* **Task to complete**
Isolate every line in the records below with "семантики" in it.

Data extracted from a collection

(begin)

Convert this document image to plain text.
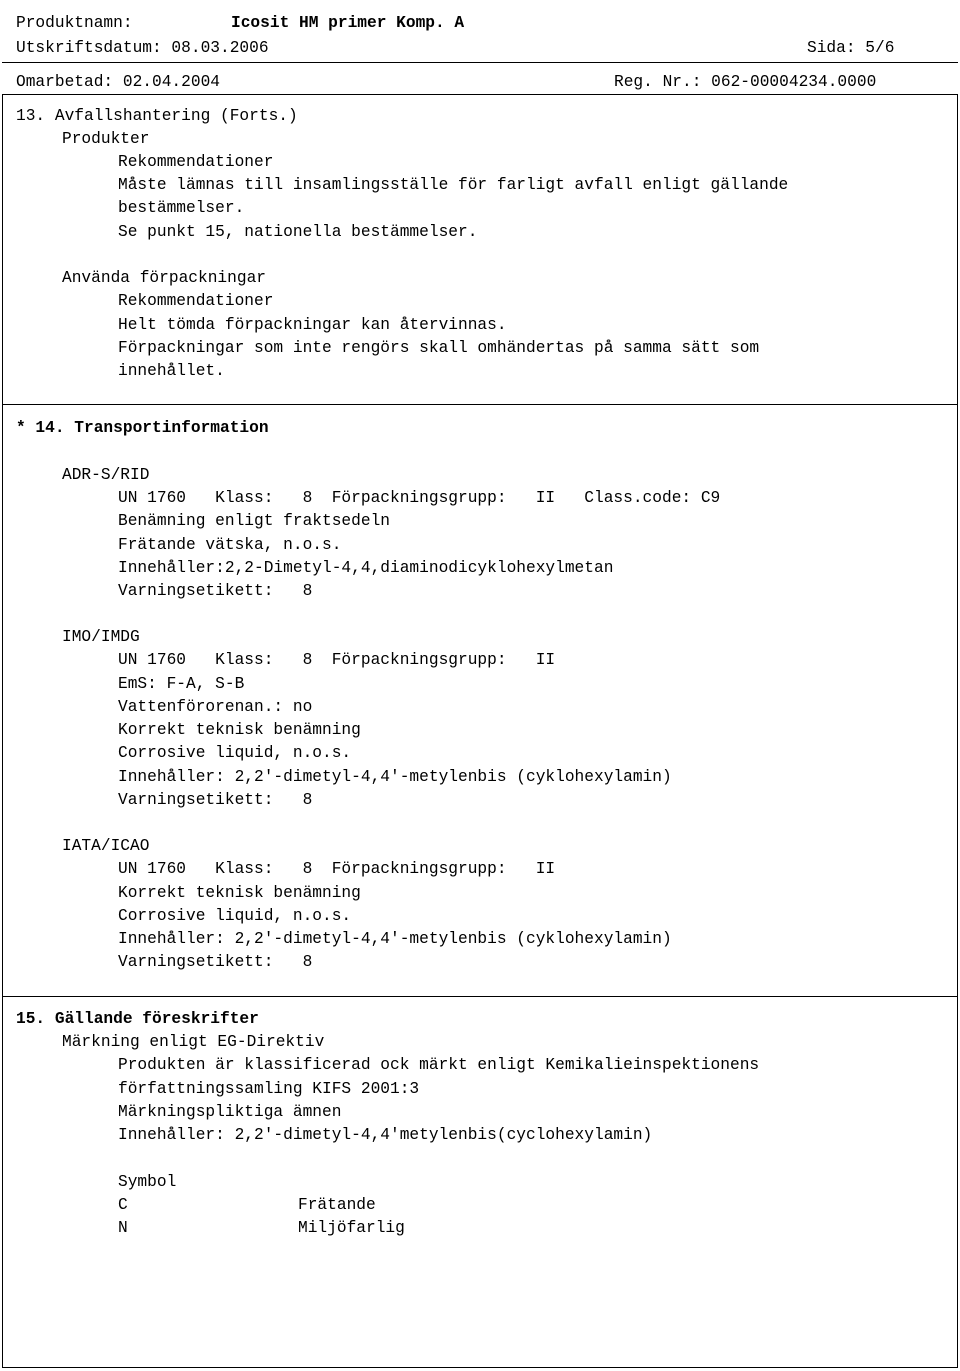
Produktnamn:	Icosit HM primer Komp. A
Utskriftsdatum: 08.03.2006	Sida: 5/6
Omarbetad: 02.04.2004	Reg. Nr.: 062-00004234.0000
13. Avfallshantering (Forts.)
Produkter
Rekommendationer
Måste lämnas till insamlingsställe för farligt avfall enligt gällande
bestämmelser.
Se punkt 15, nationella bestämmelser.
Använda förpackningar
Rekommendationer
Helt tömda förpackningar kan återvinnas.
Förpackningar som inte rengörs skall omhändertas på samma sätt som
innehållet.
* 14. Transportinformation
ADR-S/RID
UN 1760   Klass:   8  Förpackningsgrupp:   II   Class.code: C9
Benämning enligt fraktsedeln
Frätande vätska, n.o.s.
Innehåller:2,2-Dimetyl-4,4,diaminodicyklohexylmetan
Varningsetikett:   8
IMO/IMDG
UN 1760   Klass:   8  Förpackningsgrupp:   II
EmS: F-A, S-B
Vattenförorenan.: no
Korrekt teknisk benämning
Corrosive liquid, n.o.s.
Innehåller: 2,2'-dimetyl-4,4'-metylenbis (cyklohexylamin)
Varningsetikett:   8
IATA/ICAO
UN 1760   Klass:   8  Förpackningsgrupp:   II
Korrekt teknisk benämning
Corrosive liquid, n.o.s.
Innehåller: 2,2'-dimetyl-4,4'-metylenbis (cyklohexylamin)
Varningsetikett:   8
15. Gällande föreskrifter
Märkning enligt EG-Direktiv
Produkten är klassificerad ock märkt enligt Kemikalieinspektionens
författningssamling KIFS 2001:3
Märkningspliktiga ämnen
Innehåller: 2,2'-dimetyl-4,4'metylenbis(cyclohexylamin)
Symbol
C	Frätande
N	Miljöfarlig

(end)
(begin)

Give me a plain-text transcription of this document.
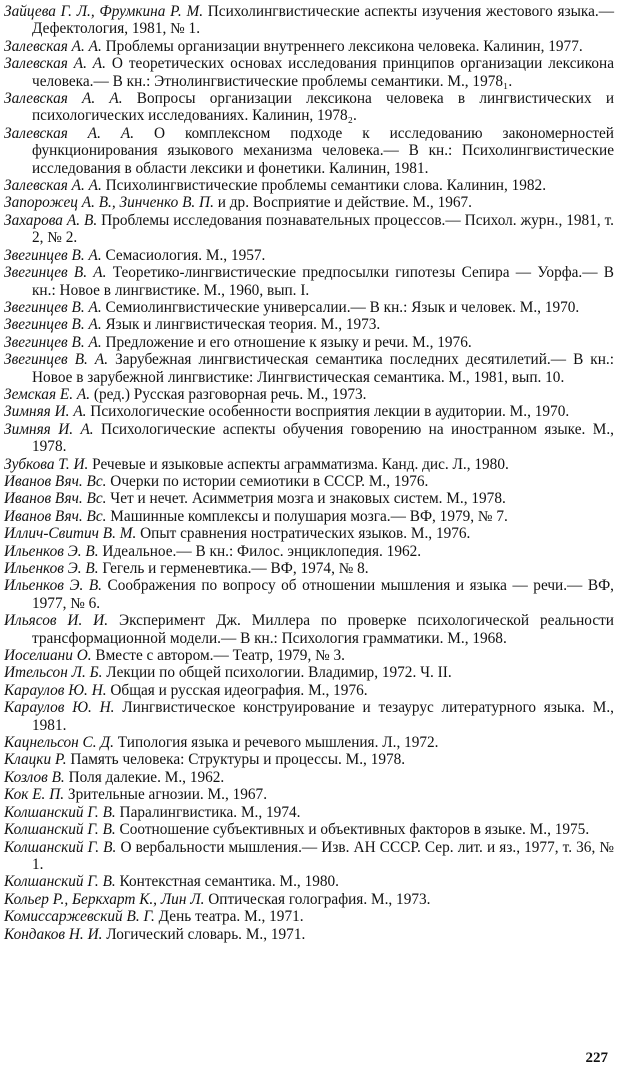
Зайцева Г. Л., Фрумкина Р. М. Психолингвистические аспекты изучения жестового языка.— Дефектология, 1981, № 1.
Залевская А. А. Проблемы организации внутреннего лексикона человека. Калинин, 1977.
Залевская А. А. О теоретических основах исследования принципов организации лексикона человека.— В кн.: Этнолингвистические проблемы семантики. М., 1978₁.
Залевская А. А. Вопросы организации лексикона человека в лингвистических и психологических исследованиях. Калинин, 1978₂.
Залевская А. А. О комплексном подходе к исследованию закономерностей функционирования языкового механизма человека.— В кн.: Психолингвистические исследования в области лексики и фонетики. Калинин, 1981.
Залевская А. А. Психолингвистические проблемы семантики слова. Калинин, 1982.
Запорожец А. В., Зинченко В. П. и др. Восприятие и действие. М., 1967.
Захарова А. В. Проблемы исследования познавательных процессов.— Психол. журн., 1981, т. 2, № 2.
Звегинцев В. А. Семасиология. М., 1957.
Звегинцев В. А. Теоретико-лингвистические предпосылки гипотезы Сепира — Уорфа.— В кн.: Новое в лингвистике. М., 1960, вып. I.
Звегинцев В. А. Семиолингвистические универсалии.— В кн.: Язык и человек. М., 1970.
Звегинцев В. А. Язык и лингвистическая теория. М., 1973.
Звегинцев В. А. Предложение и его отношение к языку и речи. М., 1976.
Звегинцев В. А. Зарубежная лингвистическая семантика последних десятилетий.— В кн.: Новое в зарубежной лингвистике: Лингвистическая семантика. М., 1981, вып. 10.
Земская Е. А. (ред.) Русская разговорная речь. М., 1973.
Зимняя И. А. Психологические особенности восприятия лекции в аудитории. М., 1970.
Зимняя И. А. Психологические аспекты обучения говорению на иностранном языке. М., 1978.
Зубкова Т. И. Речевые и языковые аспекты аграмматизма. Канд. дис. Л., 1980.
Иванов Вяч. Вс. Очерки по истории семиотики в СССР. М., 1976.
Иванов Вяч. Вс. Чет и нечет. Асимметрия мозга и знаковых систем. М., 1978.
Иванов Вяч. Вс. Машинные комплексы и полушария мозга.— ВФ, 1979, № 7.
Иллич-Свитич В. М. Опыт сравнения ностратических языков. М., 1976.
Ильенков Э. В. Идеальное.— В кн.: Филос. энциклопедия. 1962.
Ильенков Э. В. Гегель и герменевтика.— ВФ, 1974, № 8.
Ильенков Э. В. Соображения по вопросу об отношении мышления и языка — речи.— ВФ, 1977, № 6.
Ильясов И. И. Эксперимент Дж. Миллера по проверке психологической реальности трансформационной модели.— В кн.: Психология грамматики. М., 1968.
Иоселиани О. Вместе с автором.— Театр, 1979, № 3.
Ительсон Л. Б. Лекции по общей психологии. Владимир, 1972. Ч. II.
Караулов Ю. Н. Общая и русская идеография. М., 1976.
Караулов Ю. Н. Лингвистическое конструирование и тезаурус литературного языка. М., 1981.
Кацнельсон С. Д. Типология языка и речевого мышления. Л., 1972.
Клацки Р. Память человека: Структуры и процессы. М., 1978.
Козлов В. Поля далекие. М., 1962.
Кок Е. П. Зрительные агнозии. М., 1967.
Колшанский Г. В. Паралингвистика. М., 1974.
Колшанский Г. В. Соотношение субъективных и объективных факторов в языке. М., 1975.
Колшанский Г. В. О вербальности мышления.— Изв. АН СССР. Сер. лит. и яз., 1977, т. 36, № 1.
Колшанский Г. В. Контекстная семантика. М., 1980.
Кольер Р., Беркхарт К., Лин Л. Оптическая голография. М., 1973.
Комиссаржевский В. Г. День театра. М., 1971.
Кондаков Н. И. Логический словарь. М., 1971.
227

(end)
(begin)

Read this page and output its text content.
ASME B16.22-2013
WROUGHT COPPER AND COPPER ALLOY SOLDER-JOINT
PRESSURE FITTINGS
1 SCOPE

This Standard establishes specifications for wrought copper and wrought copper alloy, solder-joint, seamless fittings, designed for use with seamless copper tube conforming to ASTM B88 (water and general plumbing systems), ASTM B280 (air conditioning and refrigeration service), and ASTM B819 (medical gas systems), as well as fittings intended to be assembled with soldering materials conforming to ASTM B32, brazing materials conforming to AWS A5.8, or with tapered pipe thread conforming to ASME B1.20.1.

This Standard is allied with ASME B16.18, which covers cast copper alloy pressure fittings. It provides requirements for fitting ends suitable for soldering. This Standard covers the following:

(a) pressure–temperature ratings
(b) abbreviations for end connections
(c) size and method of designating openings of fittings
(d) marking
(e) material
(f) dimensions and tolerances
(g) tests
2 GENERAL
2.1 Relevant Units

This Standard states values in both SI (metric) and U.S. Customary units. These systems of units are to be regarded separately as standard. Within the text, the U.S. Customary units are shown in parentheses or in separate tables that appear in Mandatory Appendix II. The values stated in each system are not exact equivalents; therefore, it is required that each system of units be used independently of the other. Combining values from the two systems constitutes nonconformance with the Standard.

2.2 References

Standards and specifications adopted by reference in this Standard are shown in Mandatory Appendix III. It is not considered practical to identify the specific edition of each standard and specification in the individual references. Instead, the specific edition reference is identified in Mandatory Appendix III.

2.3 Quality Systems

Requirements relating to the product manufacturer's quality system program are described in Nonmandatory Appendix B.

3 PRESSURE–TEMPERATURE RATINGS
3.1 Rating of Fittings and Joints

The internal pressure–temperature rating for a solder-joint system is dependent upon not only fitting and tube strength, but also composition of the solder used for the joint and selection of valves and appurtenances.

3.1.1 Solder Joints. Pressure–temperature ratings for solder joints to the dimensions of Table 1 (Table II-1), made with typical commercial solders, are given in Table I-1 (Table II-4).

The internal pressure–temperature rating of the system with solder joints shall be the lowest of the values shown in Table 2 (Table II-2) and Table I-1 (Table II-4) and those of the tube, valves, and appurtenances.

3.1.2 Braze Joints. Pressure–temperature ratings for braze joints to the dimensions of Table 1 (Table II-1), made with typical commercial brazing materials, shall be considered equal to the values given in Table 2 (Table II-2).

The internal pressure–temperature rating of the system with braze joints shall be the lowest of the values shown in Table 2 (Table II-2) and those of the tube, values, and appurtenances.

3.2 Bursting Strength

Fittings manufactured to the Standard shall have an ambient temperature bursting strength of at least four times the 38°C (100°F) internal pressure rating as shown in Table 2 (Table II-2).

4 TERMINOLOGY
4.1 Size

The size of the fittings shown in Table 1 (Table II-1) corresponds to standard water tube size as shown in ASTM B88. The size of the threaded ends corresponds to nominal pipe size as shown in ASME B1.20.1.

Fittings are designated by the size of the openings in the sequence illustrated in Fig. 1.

(end)

* **Finished task**
Залевская А. А. О теоретических основах исследования принципов организации лексикона человека.— В кн.: Этнолингвистические проблемы семантики. М., 1978₁.
Залевская А. А. Психолингвистические проблемы семантики слова. Калинин, 1982.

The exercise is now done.